━━━ Provided data

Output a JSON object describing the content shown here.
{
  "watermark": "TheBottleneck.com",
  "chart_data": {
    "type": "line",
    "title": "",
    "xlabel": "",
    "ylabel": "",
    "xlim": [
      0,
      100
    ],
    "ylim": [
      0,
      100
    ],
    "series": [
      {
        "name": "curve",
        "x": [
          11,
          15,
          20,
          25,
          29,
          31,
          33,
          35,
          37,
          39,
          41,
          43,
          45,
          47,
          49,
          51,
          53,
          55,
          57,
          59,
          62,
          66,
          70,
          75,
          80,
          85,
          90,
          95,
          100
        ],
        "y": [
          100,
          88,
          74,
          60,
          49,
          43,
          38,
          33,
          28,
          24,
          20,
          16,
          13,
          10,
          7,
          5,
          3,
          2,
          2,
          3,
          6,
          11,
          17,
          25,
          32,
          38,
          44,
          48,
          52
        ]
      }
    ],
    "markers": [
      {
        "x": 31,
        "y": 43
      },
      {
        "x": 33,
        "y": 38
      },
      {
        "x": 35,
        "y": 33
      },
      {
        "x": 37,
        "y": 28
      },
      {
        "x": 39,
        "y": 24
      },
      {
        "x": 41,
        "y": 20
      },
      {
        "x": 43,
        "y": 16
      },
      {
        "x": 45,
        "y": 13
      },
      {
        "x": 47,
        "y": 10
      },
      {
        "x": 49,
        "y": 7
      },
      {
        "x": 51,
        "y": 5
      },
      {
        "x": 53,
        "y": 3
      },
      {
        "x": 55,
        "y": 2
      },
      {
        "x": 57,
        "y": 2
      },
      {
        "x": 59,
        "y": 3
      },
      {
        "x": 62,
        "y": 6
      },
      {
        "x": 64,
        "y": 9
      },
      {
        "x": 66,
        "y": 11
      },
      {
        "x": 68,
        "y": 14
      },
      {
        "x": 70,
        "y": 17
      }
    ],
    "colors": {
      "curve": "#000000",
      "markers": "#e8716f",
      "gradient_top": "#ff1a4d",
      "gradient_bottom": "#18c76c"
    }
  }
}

━━━━━━

● Task
Extract each line of the material exactly as it stands.

● Correct answer
Output a JSON object describing the content shown here.
{
  "watermark": "TheBottleneck.com",
  "chart_data": {
    "type": "line",
    "title": "",
    "xlabel": "",
    "ylabel": "",
    "xlim": [
      0,
      100
    ],
    "ylim": [
      0,
      100
    ],
    "series": [
      {
        "name": "curve",
        "x": [
          11,
          15,
          20,
          25,
          29,
          31,
          33,
          35,
          37,
          39,
          41,
          43,
          45,
          47,
          49,
          51,
          53,
          55,
          57,
          59,
          62,
          66,
          70,
          75,
          80,
          85,
          90,
          95,
          100
        ],
        "y": [
          100,
          88,
          74,
          60,
          49,
          43,
          38,
          33,
          28,
          24,
          20,
          16,
          13,
          10,
          7,
          5,
          3,
          2,
          2,
          3,
          6,
          11,
          17,
          25,
          32,
          38,
          44,
          48,
          52
        ]
      }
    ],
    "markers": [
      {
        "x": 31,
        "y": 43
      },
      {
        "x": 33,
        "y": 38
      },
      {
        "x": 35,
        "y": 33
      },
      {
        "x": 37,
        "y": 28
      },
      {
        "x": 39,
        "y": 24
      },
      {
        "x": 41,
        "y": 20
      },
      {
        "x": 43,
        "y": 16
      },
      {
        "x": 45,
        "y": 13
      },
      {
        "x": 47,
        "y": 10
      },
      {
        "x": 49,
        "y": 7
      },
      {
        "x": 51,
        "y": 5
      },
      {
        "x": 53,
        "y": 3
      },
      {
        "x": 55,
        "y": 2
      },
      {
        "x": 57,
        "y": 2
      },
      {
        "x": 59,
        "y": 3
      },
      {
        "x": 62,
        "y": 6
      },
      {
        "x": 64,
        "y": 9
      },
      {
        "x": 66,
        "y": 11
      },
      {
        "x": 68,
        "y": 14
      },
      {
        "x": 70,
        "y": 17
      }
    ],
    "colors": {
      "curve": "#000000",
      "markers": "#e8716f",
      "gradient_top": "#ff1a4d",
      "gradient_bottom": "#18c76c"
    }
  }
}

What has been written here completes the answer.